_Goal_
Give the data below again exactly as it stands. Omit the pictures.
+---+
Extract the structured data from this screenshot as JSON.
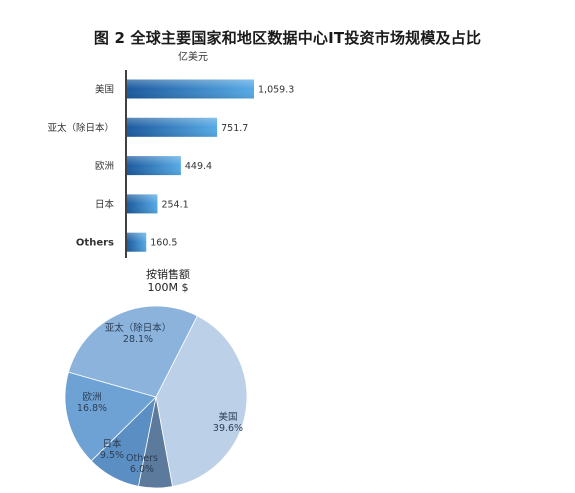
{
  "title": "图 2  全球主要国家和地区数据中心IT投资市场规模及占比",
  "unit_label": "亿美元",
  "xlabel_lines": [
    "按销售额",
    "100M $"
  ],
  "chart_data": [
    {
      "type": "bar",
      "orientation": "horizontal",
      "title": "图 2  全球主要国家和地区数据中心IT投资市场规模及占比",
      "ylabel": "亿美元",
      "xlabel": "按销售额 100M $",
      "categories": [
        "美国",
        "亚太（除日本）",
        "欧洲",
        "日本",
        "Others"
      ],
      "values": [
        1059.3,
        751.7,
        449.4,
        254.1,
        160.5
      ],
      "value_labels": [
        "1,059.3",
        "751.7",
        "449.4",
        "254.1",
        "160.5"
      ],
      "bold_categories": [
        "Others"
      ],
      "colors": {
        "bar_left": "#1c5a9e",
        "bar_right": "#57aae5"
      },
      "grid": false
    },
    {
      "type": "pie",
      "slices": [
        {
          "label": "美国",
          "percent_label": "39.6%",
          "value": 39.6,
          "color": "#bcd0e8"
        },
        {
          "label": "Others",
          "percent_label": "6.0%",
          "value": 6.0,
          "color": "#5b7a9c"
        },
        {
          "label": "日本",
          "percent_label": "9.5%",
          "value": 9.5,
          "color": "#5b8fc3"
        },
        {
          "label": "欧洲",
          "percent_label": "16.8%",
          "value": 16.8,
          "color": "#6ea2d4"
        },
        {
          "label": "亚太（除日本）",
          "percent_label": "28.1%",
          "value": 28.1,
          "color": "#8bb3dc"
        }
      ],
      "start_angle_deg": -63,
      "direction": "clockwise",
      "legend": "none"
    }
  ]
}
+---+
_Finished answer_
Extract the structured data from this screenshot as JSON.
{
  "title": "图 2  全球主要国家和地区数据中心IT投资市场规模及占比",
  "unit_label": "亿美元",
  "xlabel_lines": [
    "按销售额",
    "100M $"
  ],
  "chart_data": [
    {
      "type": "bar",
      "orientation": "horizontal",
      "title": "图 2  全球主要国家和地区数据中心IT投资市场规模及占比",
      "ylabel": "亿美元",
      "xlabel": "按销售额 100M $",
      "categories": [
        "美国",
        "亚太（除日本）",
        "欧洲",
        "日本",
        "Others"
      ],
      "values": [
        1059.3,
        751.7,
        449.4,
        254.1,
        160.5
      ],
      "value_labels": [
        "1,059.3",
        "751.7",
        "449.4",
        "254.1",
        "160.5"
      ],
      "bold_categories": [
        "Others"
      ],
      "colors": {
        "bar_left": "#1c5a9e",
        "bar_right": "#57aae5"
      },
      "grid": false
    },
    {
      "type": "pie",
      "slices": [
        {
          "label": "美国",
          "percent_label": "39.6%",
          "value": 39.6,
          "color": "#bcd0e8"
        },
        {
          "label": "Others",
          "percent_label": "6.0%",
          "value": 6.0,
          "color": "#5b7a9c"
        },
        {
          "label": "日本",
          "percent_label": "9.5%",
          "value": 9.5,
          "color": "#5b8fc3"
        },
        {
          "label": "欧洲",
          "percent_label": "16.8%",
          "value": 16.8,
          "color": "#6ea2d4"
        },
        {
          "label": "亚太（除日本）",
          "percent_label": "28.1%",
          "value": 28.1,
          "color": "#8bb3dc"
        }
      ],
      "start_angle_deg": -63,
      "direction": "clockwise",
      "legend": "none"
    }
  ]
}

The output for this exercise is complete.